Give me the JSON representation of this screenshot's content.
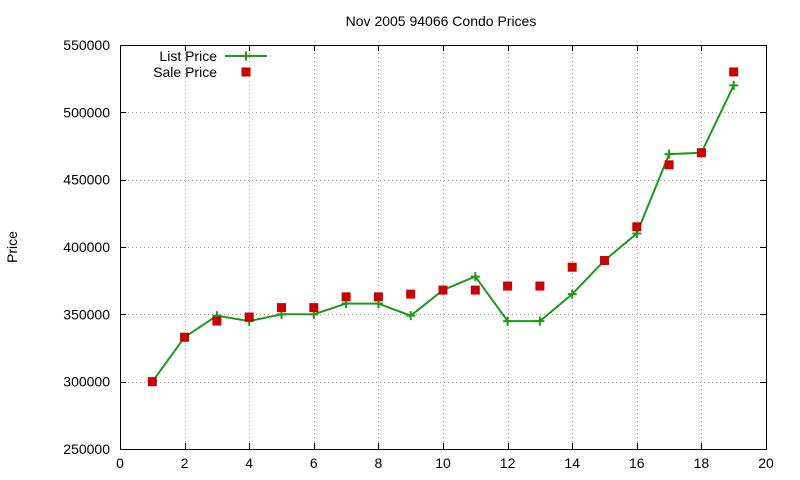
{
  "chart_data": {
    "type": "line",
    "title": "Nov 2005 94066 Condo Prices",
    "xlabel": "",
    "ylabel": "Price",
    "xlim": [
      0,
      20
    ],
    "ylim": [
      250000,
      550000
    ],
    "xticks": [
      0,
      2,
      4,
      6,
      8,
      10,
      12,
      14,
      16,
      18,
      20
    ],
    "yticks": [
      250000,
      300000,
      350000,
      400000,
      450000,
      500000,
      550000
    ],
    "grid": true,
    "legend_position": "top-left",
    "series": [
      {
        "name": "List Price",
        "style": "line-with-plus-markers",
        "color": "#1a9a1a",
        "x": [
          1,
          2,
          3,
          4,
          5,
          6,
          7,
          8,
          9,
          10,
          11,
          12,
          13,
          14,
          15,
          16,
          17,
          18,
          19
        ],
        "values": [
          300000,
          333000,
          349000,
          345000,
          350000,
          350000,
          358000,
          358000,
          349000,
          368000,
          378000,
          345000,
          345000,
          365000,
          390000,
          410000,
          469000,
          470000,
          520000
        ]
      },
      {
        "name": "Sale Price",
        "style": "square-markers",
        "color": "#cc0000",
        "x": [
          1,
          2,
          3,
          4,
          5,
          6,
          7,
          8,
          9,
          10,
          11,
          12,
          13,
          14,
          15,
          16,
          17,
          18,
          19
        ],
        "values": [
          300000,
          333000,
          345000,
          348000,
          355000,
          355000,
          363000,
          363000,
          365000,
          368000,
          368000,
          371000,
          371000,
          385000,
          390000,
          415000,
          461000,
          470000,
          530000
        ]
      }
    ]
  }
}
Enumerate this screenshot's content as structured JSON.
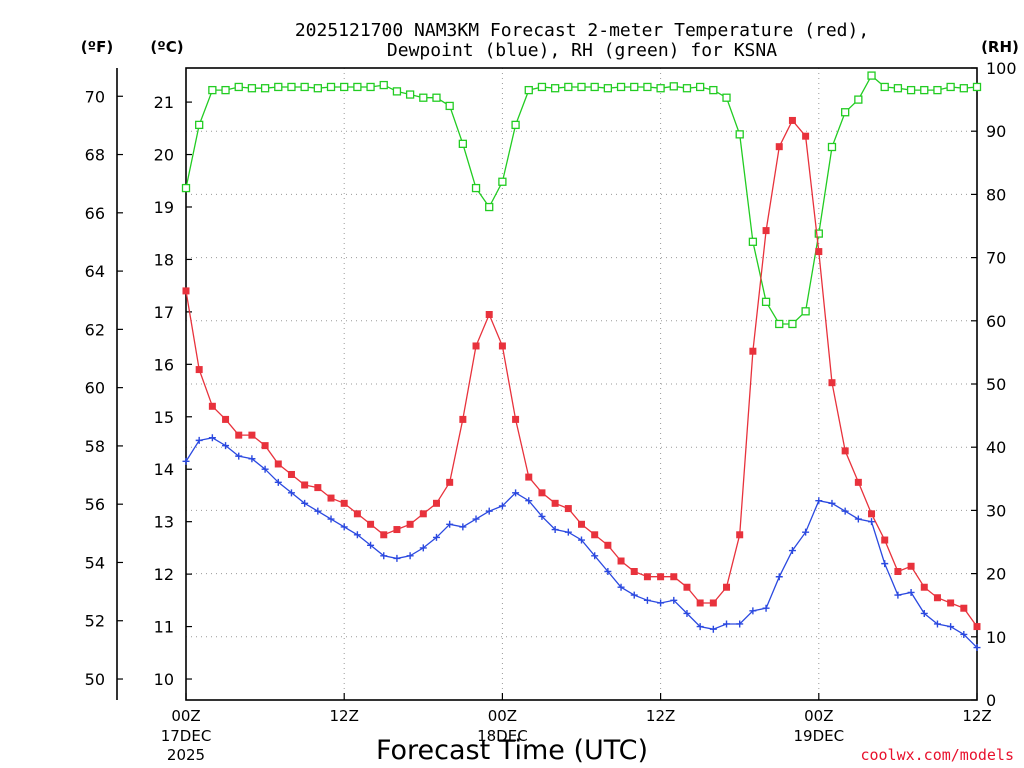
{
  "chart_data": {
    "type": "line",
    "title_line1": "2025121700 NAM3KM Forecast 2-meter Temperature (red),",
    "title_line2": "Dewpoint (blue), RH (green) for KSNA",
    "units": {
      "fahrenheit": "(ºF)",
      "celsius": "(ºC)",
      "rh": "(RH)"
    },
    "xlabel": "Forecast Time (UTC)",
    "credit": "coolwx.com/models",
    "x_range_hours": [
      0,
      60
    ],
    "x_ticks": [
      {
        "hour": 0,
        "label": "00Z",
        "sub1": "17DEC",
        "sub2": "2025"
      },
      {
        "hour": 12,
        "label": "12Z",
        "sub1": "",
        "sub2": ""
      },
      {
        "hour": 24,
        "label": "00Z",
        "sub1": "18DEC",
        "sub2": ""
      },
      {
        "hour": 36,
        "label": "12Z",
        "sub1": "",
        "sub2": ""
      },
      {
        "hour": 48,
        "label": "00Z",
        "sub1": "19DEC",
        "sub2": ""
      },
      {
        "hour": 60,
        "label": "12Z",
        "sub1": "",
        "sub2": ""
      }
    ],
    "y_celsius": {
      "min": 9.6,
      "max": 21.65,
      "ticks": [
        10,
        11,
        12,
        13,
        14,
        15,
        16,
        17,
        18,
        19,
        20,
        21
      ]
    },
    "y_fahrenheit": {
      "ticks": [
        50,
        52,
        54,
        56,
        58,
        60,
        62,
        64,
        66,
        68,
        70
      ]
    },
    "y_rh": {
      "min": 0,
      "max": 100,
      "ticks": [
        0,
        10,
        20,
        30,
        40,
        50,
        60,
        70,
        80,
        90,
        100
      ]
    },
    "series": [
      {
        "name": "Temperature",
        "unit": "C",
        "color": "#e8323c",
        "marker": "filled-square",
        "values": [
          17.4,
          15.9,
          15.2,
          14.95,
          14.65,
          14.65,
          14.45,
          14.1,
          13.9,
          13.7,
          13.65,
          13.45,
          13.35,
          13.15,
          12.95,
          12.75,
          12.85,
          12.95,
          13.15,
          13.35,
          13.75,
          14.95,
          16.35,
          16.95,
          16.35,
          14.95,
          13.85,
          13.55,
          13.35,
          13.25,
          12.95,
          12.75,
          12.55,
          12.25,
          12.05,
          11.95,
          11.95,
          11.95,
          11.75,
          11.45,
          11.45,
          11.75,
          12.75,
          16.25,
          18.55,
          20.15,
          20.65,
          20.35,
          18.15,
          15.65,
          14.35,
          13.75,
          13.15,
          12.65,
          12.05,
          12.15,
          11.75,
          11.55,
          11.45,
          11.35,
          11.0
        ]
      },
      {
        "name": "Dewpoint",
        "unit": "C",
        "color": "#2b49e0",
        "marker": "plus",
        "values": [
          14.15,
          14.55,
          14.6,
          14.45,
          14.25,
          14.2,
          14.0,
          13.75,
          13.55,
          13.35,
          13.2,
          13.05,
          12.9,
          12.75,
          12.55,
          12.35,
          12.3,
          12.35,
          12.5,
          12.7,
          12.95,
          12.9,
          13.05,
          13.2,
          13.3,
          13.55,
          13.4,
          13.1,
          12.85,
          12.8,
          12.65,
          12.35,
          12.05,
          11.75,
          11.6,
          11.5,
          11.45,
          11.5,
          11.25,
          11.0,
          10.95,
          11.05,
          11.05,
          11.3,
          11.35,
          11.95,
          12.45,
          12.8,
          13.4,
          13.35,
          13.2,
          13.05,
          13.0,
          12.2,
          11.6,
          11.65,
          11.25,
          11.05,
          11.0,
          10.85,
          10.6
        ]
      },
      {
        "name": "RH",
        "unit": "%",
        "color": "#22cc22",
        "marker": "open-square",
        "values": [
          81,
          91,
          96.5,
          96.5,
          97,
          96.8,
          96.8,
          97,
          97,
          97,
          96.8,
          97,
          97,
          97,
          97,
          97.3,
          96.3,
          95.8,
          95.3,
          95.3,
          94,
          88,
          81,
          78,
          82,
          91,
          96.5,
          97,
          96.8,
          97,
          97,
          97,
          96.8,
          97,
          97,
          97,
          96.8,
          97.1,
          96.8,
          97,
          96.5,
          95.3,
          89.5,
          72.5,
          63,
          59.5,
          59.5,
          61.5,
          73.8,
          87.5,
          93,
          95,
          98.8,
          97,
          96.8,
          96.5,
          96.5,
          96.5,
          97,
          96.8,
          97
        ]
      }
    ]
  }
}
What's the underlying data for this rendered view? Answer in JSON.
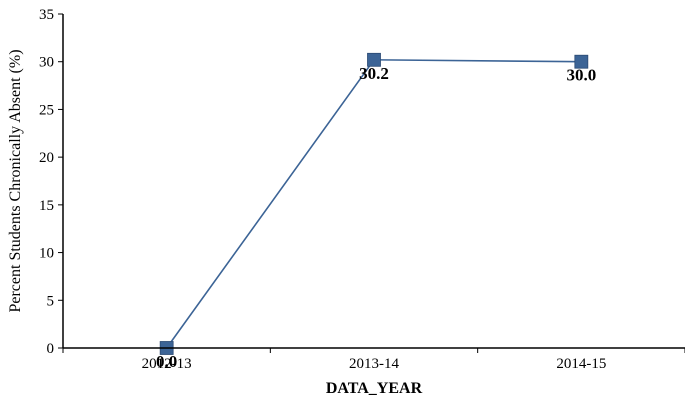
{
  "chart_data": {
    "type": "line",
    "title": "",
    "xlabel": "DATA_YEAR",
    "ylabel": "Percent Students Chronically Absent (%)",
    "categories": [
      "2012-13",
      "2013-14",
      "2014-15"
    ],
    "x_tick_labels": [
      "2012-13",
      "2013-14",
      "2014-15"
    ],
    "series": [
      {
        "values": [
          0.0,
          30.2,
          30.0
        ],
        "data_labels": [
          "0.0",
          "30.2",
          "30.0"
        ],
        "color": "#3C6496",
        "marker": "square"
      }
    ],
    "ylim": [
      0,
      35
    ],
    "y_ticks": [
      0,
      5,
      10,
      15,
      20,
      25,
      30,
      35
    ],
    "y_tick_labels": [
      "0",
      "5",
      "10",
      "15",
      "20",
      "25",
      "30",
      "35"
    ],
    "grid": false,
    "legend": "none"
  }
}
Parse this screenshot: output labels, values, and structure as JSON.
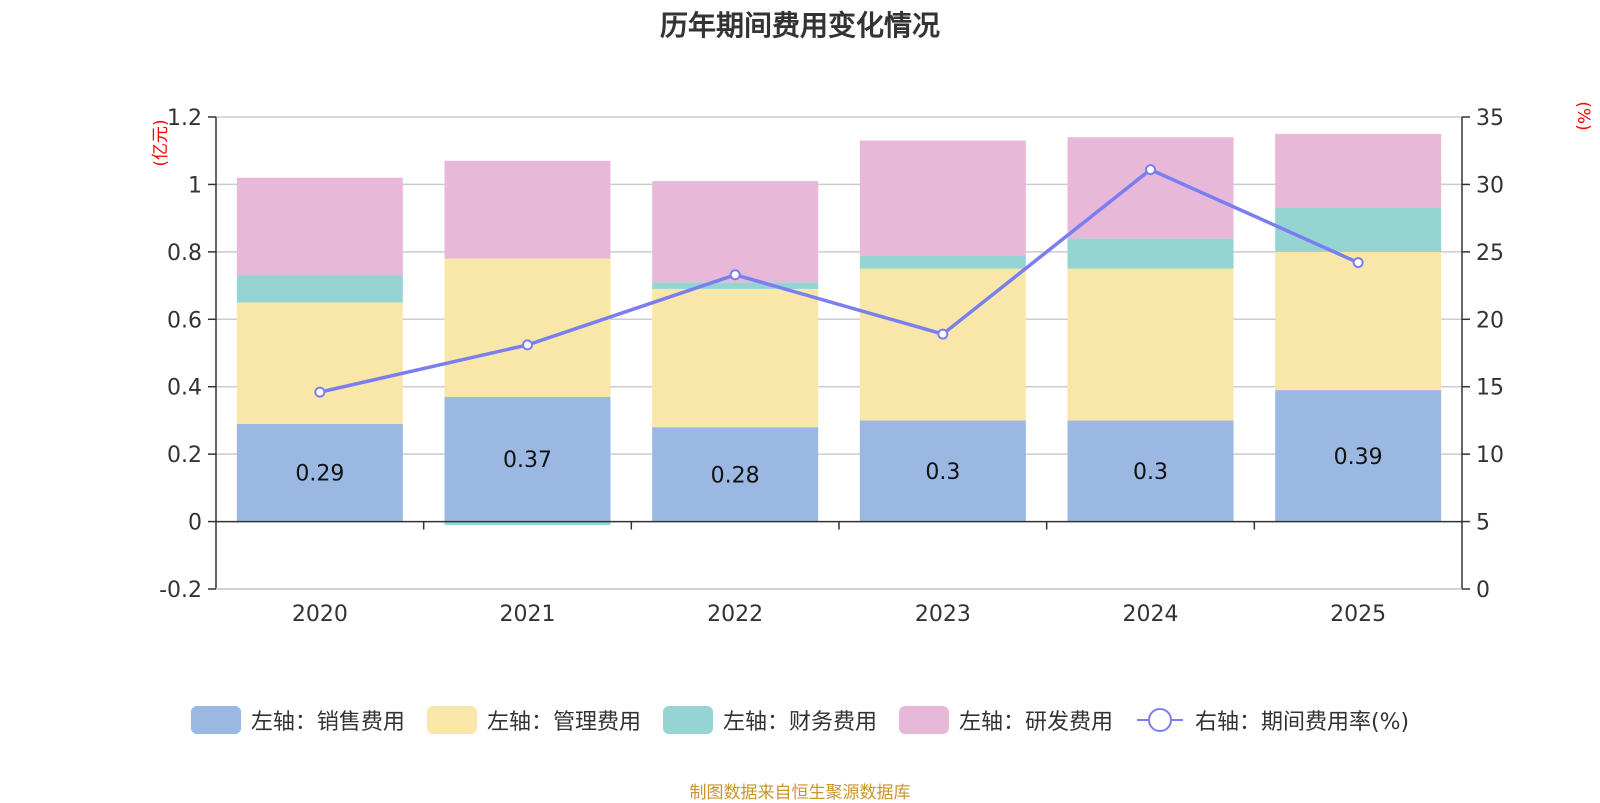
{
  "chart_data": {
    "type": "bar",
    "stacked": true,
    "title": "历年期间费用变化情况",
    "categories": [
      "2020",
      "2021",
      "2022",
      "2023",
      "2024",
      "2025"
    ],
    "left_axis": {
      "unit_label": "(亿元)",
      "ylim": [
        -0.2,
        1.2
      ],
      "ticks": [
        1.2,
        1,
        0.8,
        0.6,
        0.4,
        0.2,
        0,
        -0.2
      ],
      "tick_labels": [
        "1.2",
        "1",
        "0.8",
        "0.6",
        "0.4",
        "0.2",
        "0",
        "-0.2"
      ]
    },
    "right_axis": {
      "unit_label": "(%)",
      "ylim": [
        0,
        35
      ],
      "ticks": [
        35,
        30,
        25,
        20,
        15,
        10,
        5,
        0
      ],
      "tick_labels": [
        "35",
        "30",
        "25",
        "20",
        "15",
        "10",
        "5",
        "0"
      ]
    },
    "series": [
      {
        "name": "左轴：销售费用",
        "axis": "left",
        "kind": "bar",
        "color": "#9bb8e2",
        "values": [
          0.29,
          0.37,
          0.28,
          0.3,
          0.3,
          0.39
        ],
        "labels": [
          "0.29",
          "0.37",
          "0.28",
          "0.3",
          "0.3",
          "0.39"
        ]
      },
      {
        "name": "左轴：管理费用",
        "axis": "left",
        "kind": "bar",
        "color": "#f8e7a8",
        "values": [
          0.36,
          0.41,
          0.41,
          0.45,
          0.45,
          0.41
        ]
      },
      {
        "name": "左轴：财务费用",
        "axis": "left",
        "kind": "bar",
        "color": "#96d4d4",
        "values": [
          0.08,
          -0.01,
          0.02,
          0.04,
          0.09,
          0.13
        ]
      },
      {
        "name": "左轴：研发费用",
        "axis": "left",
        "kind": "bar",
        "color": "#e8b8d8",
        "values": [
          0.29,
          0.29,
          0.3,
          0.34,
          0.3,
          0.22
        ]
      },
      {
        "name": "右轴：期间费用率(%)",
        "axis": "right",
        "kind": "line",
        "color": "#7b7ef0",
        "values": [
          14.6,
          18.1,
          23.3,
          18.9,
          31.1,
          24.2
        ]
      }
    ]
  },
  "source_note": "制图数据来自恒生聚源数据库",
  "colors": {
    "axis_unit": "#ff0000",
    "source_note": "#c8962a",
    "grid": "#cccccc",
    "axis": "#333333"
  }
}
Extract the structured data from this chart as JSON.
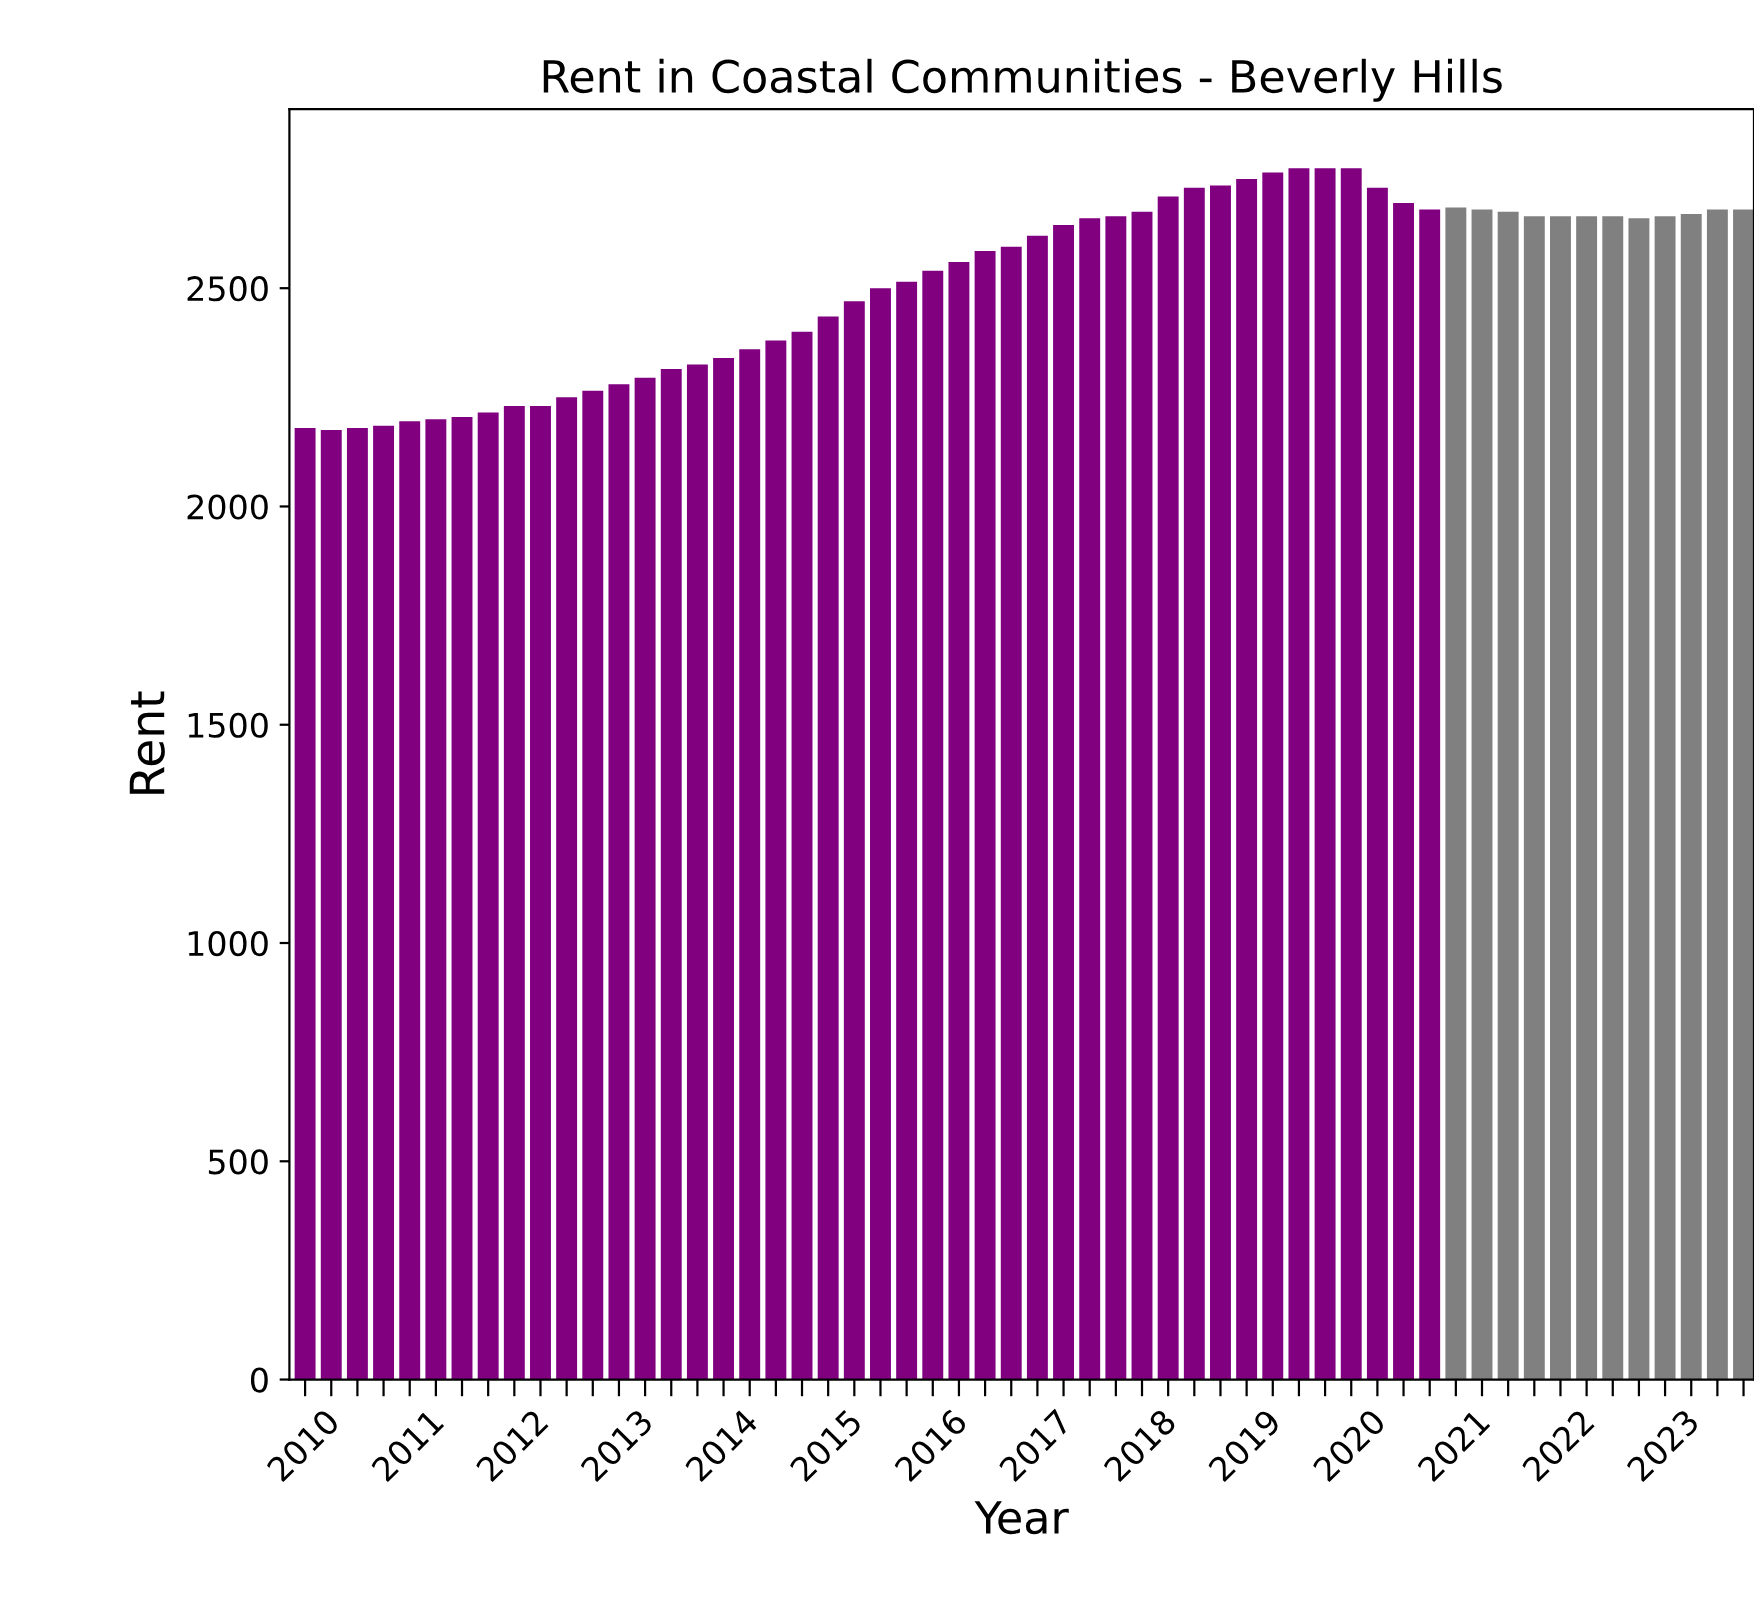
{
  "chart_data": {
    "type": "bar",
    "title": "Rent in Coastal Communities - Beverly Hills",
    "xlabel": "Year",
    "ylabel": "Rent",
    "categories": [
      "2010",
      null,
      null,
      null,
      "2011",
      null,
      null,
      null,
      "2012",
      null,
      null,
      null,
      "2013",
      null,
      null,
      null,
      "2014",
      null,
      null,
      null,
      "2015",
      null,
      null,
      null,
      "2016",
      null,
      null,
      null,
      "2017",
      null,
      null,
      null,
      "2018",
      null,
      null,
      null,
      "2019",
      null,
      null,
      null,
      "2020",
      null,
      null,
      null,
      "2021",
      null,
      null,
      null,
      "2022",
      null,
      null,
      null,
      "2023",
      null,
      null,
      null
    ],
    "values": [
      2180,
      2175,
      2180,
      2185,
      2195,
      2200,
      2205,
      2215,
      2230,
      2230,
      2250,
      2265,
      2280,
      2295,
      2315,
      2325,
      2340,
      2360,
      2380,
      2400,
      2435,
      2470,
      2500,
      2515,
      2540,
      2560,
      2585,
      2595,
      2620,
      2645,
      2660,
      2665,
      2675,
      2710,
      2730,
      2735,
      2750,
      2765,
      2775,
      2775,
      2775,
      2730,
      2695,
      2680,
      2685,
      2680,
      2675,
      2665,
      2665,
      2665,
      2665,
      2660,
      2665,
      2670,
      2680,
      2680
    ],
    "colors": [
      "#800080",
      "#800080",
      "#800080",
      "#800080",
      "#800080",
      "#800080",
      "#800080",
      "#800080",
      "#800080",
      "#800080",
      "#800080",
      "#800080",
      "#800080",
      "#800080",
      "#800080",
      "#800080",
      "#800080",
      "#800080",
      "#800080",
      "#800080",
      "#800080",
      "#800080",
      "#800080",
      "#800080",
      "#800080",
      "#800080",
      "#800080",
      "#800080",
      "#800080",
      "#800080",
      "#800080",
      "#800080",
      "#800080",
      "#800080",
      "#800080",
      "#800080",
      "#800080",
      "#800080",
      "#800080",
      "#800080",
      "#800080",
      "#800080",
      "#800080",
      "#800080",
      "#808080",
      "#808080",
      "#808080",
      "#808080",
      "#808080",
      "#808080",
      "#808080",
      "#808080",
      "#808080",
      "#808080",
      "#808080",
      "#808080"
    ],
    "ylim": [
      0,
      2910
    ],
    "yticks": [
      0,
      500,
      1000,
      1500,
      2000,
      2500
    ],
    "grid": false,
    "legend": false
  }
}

- **What to produce**:
Where a line in the entries holds "Forecast", copy that line.

- **Problem solution**:
    "title_line1": "2025121700 NAM3KM Forecast 2-meter Temperature (red),",
    "xlabel": "Forecast Time (UTC)",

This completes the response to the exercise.